### INSTRUCTIONS TO FOLLOW
Below are records; work out how many of their lines contain "this" and give only that number.

### PROVIDED RECORDS

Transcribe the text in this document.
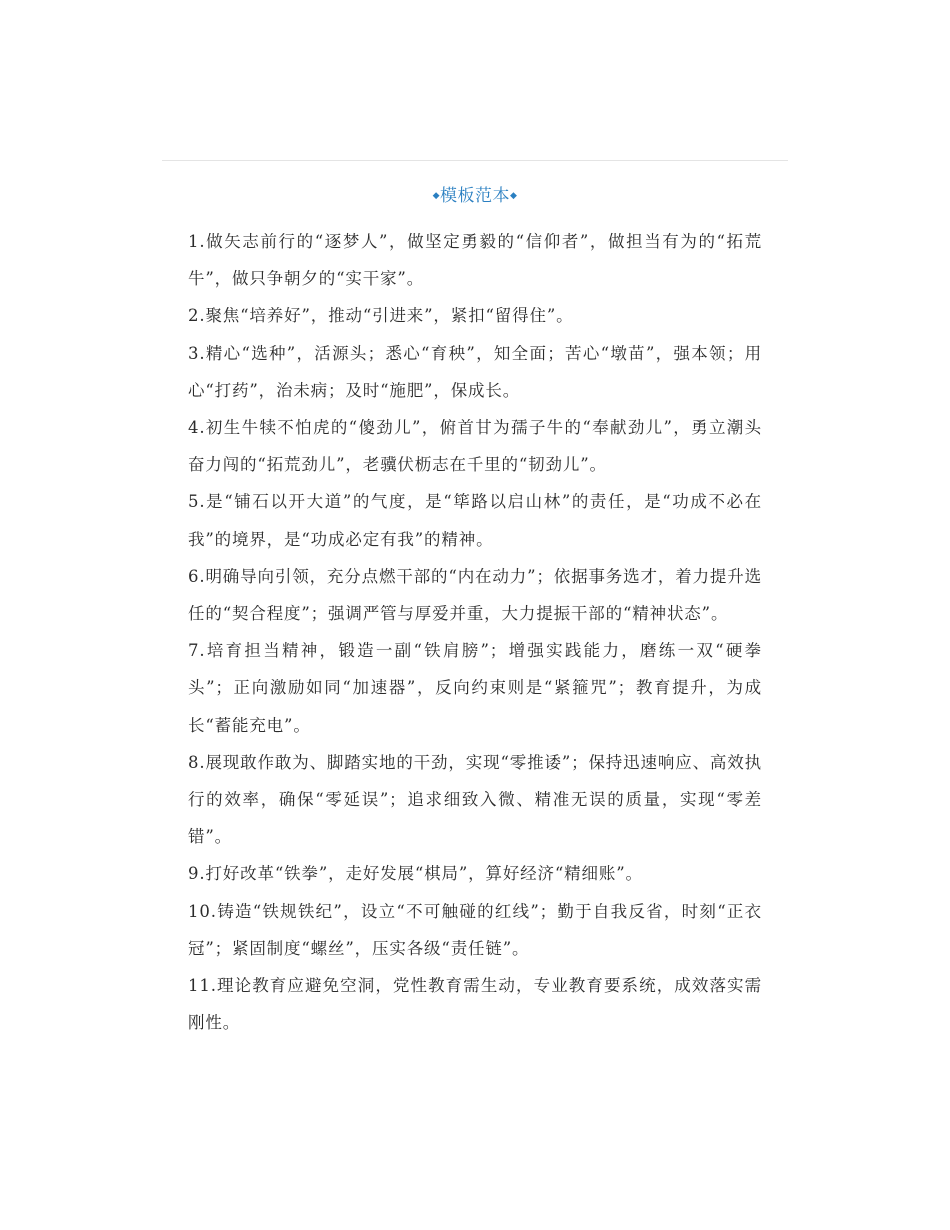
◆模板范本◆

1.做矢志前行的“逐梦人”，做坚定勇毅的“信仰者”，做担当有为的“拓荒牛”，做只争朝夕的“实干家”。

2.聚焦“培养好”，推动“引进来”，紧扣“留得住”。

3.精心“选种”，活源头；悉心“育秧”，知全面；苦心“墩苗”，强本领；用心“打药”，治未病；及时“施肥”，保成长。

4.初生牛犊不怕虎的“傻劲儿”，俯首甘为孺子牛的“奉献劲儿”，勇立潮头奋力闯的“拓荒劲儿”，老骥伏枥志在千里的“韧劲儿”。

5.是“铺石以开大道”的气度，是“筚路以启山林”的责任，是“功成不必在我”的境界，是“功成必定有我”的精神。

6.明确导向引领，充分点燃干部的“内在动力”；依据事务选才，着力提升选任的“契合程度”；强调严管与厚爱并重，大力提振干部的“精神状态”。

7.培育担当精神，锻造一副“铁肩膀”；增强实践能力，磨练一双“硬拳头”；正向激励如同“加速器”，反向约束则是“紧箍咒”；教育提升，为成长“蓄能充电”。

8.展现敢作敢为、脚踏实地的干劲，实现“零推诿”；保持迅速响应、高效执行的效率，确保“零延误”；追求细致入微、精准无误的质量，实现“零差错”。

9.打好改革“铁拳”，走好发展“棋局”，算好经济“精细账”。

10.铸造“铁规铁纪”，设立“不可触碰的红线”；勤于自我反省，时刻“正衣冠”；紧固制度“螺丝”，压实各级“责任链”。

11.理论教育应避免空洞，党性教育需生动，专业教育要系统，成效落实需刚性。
* * *
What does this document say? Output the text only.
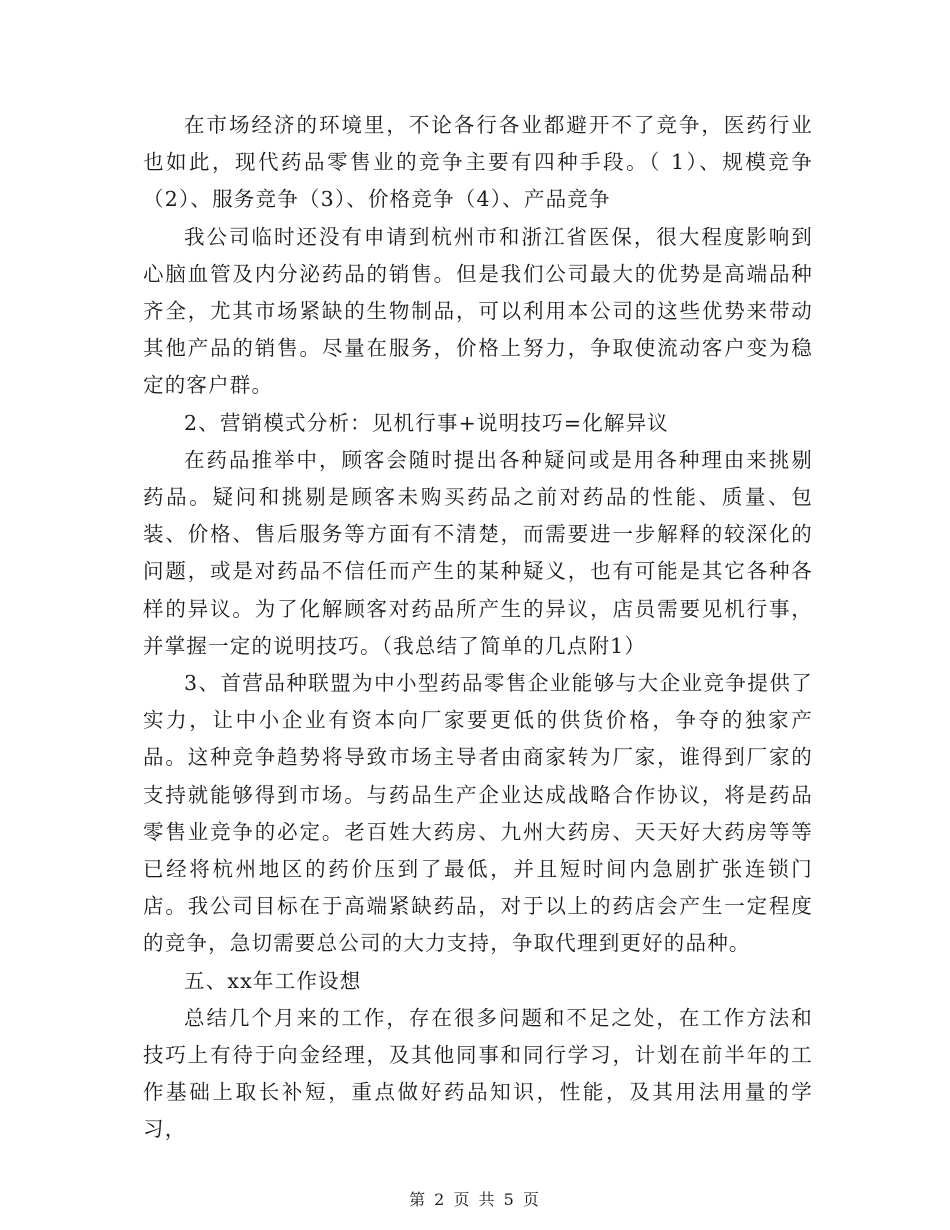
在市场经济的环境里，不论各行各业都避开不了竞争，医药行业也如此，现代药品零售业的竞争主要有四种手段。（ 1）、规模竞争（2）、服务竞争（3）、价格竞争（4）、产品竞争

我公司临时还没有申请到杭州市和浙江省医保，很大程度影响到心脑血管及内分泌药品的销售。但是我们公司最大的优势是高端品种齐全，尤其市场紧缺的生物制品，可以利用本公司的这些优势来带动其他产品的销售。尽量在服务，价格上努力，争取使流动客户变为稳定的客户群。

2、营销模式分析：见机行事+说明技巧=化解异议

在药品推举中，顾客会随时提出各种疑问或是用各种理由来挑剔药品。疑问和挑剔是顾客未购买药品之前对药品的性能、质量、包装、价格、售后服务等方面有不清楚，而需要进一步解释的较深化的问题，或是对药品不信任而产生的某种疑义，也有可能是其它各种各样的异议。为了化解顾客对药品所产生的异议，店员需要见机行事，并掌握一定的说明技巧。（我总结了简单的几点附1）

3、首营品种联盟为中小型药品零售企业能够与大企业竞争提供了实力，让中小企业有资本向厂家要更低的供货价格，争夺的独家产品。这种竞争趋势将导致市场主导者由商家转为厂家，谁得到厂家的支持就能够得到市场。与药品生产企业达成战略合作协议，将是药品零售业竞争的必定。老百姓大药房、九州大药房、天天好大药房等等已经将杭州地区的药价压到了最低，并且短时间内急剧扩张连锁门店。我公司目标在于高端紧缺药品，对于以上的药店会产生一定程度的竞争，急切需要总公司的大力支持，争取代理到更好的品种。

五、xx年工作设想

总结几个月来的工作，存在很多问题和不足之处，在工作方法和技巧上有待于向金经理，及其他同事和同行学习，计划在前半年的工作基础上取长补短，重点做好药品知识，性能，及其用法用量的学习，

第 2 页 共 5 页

### ANSWER TO THE EXERCISE
2